* _Task instructions_
All of the data must be printed exactly; please include every line.

* _Recorded information_
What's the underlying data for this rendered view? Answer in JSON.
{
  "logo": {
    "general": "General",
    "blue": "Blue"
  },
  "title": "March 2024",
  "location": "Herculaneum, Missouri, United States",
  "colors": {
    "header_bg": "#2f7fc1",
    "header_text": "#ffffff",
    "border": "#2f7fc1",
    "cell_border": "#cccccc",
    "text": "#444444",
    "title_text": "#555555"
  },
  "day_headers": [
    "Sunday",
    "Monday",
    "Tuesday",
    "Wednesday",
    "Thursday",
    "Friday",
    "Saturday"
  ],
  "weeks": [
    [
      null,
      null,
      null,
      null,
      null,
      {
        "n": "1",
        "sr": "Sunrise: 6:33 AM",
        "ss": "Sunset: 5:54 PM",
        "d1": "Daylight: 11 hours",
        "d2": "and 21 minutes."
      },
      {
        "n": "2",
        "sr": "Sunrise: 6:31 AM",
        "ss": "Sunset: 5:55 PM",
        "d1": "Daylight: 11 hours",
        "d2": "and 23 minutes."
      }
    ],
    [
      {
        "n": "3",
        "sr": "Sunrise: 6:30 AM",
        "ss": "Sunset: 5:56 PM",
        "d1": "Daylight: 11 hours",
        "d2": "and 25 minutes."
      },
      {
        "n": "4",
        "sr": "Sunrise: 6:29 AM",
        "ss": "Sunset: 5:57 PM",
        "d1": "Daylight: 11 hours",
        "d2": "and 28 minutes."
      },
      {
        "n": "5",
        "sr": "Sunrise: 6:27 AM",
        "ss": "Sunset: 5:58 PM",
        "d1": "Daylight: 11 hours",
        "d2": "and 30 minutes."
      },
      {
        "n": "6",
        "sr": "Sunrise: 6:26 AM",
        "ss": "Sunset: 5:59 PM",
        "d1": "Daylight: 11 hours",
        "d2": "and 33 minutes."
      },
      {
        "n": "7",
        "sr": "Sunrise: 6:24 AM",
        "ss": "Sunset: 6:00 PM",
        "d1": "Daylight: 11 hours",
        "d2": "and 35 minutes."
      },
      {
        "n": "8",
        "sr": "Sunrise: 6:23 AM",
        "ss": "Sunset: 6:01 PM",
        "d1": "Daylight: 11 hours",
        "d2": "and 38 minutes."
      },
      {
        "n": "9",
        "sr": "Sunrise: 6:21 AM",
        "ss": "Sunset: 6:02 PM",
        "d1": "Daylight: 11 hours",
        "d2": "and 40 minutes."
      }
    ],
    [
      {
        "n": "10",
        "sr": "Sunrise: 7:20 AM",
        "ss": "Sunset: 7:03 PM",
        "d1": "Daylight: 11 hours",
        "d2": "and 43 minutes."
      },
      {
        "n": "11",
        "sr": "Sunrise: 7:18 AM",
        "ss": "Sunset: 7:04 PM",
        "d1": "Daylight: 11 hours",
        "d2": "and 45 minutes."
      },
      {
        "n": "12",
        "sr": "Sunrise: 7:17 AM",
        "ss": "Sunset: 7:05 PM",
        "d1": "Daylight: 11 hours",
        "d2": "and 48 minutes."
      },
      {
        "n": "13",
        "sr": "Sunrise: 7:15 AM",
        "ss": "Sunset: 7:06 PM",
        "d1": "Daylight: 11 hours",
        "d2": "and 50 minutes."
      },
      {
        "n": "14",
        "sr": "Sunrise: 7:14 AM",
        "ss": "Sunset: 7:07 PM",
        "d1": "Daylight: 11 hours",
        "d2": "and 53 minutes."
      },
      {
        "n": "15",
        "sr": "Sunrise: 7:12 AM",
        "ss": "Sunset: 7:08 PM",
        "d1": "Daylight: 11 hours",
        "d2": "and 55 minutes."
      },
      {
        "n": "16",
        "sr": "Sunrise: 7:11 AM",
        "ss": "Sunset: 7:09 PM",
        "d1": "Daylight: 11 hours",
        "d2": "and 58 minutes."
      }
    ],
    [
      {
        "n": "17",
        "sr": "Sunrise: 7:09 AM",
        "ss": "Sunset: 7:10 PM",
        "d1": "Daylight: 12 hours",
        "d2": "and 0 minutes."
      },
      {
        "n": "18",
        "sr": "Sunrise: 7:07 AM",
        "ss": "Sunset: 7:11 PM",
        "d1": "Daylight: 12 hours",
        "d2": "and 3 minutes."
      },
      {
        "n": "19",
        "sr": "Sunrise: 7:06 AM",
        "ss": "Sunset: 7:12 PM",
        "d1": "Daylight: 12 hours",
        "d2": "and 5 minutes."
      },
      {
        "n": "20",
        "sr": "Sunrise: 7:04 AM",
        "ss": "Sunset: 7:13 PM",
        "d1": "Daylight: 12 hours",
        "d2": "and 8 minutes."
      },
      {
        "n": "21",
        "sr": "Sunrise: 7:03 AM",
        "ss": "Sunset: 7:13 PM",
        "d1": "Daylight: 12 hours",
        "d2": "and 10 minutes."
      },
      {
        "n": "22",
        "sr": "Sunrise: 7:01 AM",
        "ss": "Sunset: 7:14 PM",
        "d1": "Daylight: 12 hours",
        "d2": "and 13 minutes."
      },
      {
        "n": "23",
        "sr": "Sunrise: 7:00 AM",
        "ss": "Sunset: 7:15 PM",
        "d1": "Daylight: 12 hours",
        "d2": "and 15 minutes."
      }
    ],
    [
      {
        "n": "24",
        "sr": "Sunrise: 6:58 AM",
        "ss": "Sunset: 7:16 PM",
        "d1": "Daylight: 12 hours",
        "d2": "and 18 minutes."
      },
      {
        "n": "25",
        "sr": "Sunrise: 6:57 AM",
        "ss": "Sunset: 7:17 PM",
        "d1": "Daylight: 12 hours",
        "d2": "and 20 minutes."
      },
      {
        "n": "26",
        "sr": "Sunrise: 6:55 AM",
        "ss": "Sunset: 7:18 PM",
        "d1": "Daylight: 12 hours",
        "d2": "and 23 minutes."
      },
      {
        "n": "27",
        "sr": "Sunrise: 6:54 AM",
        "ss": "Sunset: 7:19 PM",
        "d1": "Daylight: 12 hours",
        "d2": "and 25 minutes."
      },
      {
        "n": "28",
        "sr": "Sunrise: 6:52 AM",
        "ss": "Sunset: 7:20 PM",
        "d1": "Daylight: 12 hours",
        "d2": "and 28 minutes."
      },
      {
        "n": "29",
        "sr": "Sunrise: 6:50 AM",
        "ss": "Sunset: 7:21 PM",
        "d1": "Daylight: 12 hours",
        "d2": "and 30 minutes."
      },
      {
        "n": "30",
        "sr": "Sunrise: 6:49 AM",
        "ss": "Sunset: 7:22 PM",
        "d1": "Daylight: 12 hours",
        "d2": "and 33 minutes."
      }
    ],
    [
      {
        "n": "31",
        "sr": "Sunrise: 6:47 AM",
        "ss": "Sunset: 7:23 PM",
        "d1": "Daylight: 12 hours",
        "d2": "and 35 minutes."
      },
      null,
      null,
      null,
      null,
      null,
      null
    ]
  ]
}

* _Final answer_
What's the underlying data for this rendered view? Answer in JSON.
{
  "logo": {
    "general": "General",
    "blue": "Blue"
  },
  "title": "March 2024",
  "location": "Herculaneum, Missouri, United States",
  "colors": {
    "header_bg": "#2f7fc1",
    "header_text": "#ffffff",
    "border": "#2f7fc1",
    "cell_border": "#cccccc",
    "text": "#444444",
    "title_text": "#555555"
  },
  "day_headers": [
    "Sunday",
    "Monday",
    "Tuesday",
    "Wednesday",
    "Thursday",
    "Friday",
    "Saturday"
  ],
  "weeks": [
    [
      null,
      null,
      null,
      null,
      null,
      {
        "n": "1",
        "sr": "Sunrise: 6:33 AM",
        "ss": "Sunset: 5:54 PM",
        "d1": "Daylight: 11 hours",
        "d2": "and 21 minutes."
      },
      {
        "n": "2",
        "sr": "Sunrise: 6:31 AM",
        "ss": "Sunset: 5:55 PM",
        "d1": "Daylight: 11 hours",
        "d2": "and 23 minutes."
      }
    ],
    [
      {
        "n": "3",
        "sr": "Sunrise: 6:30 AM",
        "ss": "Sunset: 5:56 PM",
        "d1": "Daylight: 11 hours",
        "d2": "and 25 minutes."
      },
      {
        "n": "4",
        "sr": "Sunrise: 6:29 AM",
        "ss": "Sunset: 5:57 PM",
        "d1": "Daylight: 11 hours",
        "d2": "and 28 minutes."
      },
      {
        "n": "5",
        "sr": "Sunrise: 6:27 AM",
        "ss": "Sunset: 5:58 PM",
        "d1": "Daylight: 11 hours",
        "d2": "and 30 minutes."
      },
      {
        "n": "6",
        "sr": "Sunrise: 6:26 AM",
        "ss": "Sunset: 5:59 PM",
        "d1": "Daylight: 11 hours",
        "d2": "and 33 minutes."
      },
      {
        "n": "7",
        "sr": "Sunrise: 6:24 AM",
        "ss": "Sunset: 6:00 PM",
        "d1": "Daylight: 11 hours",
        "d2": "and 35 minutes."
      },
      {
        "n": "8",
        "sr": "Sunrise: 6:23 AM",
        "ss": "Sunset: 6:01 PM",
        "d1": "Daylight: 11 hours",
        "d2": "and 38 minutes."
      },
      {
        "n": "9",
        "sr": "Sunrise: 6:21 AM",
        "ss": "Sunset: 6:02 PM",
        "d1": "Daylight: 11 hours",
        "d2": "and 40 minutes."
      }
    ],
    [
      {
        "n": "10",
        "sr": "Sunrise: 7:20 AM",
        "ss": "Sunset: 7:03 PM",
        "d1": "Daylight: 11 hours",
        "d2": "and 43 minutes."
      },
      {
        "n": "11",
        "sr": "Sunrise: 7:18 AM",
        "ss": "Sunset: 7:04 PM",
        "d1": "Daylight: 11 hours",
        "d2": "and 45 minutes."
      },
      {
        "n": "12",
        "sr": "Sunrise: 7:17 AM",
        "ss": "Sunset: 7:05 PM",
        "d1": "Daylight: 11 hours",
        "d2": "and 48 minutes."
      },
      {
        "n": "13",
        "sr": "Sunrise: 7:15 AM",
        "ss": "Sunset: 7:06 PM",
        "d1": "Daylight: 11 hours",
        "d2": "and 50 minutes."
      },
      {
        "n": "14",
        "sr": "Sunrise: 7:14 AM",
        "ss": "Sunset: 7:07 PM",
        "d1": "Daylight: 11 hours",
        "d2": "and 53 minutes."
      },
      {
        "n": "15",
        "sr": "Sunrise: 7:12 AM",
        "ss": "Sunset: 7:08 PM",
        "d1": "Daylight: 11 hours",
        "d2": "and 55 minutes."
      },
      {
        "n": "16",
        "sr": "Sunrise: 7:11 AM",
        "ss": "Sunset: 7:09 PM",
        "d1": "Daylight: 11 hours",
        "d2": "and 58 minutes."
      }
    ],
    [
      {
        "n": "17",
        "sr": "Sunrise: 7:09 AM",
        "ss": "Sunset: 7:10 PM",
        "d1": "Daylight: 12 hours",
        "d2": "and 0 minutes."
      },
      {
        "n": "18",
        "sr": "Sunrise: 7:07 AM",
        "ss": "Sunset: 7:11 PM",
        "d1": "Daylight: 12 hours",
        "d2": "and 3 minutes."
      },
      {
        "n": "19",
        "sr": "Sunrise: 7:06 AM",
        "ss": "Sunset: 7:12 PM",
        "d1": "Daylight: 12 hours",
        "d2": "and 5 minutes."
      },
      {
        "n": "20",
        "sr": "Sunrise: 7:04 AM",
        "ss": "Sunset: 7:13 PM",
        "d1": "Daylight: 12 hours",
        "d2": "and 8 minutes."
      },
      {
        "n": "21",
        "sr": "Sunrise: 7:03 AM",
        "ss": "Sunset: 7:13 PM",
        "d1": "Daylight: 12 hours",
        "d2": "and 10 minutes."
      },
      {
        "n": "22",
        "sr": "Sunrise: 7:01 AM",
        "ss": "Sunset: 7:14 PM",
        "d1": "Daylight: 12 hours",
        "d2": "and 13 minutes."
      },
      {
        "n": "23",
        "sr": "Sunrise: 7:00 AM",
        "ss": "Sunset: 7:15 PM",
        "d1": "Daylight: 12 hours",
        "d2": "and 15 minutes."
      }
    ],
    [
      {
        "n": "24",
        "sr": "Sunrise: 6:58 AM",
        "ss": "Sunset: 7:16 PM",
        "d1": "Daylight: 12 hours",
        "d2": "and 18 minutes."
      },
      {
        "n": "25",
        "sr": "Sunrise: 6:57 AM",
        "ss": "Sunset: 7:17 PM",
        "d1": "Daylight: 12 hours",
        "d2": "and 20 minutes."
      },
      {
        "n": "26",
        "sr": "Sunrise: 6:55 AM",
        "ss": "Sunset: 7:18 PM",
        "d1": "Daylight: 12 hours",
        "d2": "and 23 minutes."
      },
      {
        "n": "27",
        "sr": "Sunrise: 6:54 AM",
        "ss": "Sunset: 7:19 PM",
        "d1": "Daylight: 12 hours",
        "d2": "and 25 minutes."
      },
      {
        "n": "28",
        "sr": "Sunrise: 6:52 AM",
        "ss": "Sunset: 7:20 PM",
        "d1": "Daylight: 12 hours",
        "d2": "and 28 minutes."
      },
      {
        "n": "29",
        "sr": "Sunrise: 6:50 AM",
        "ss": "Sunset: 7:21 PM",
        "d1": "Daylight: 12 hours",
        "d2": "and 30 minutes."
      },
      {
        "n": "30",
        "sr": "Sunrise: 6:49 AM",
        "ss": "Sunset: 7:22 PM",
        "d1": "Daylight: 12 hours",
        "d2": "and 33 minutes."
      }
    ],
    [
      {
        "n": "31",
        "sr": "Sunrise: 6:47 AM",
        "ss": "Sunset: 7:23 PM",
        "d1": "Daylight: 12 hours",
        "d2": "and 35 minutes."
      },
      null,
      null,
      null,
      null,
      null,
      null
    ]
  ]
}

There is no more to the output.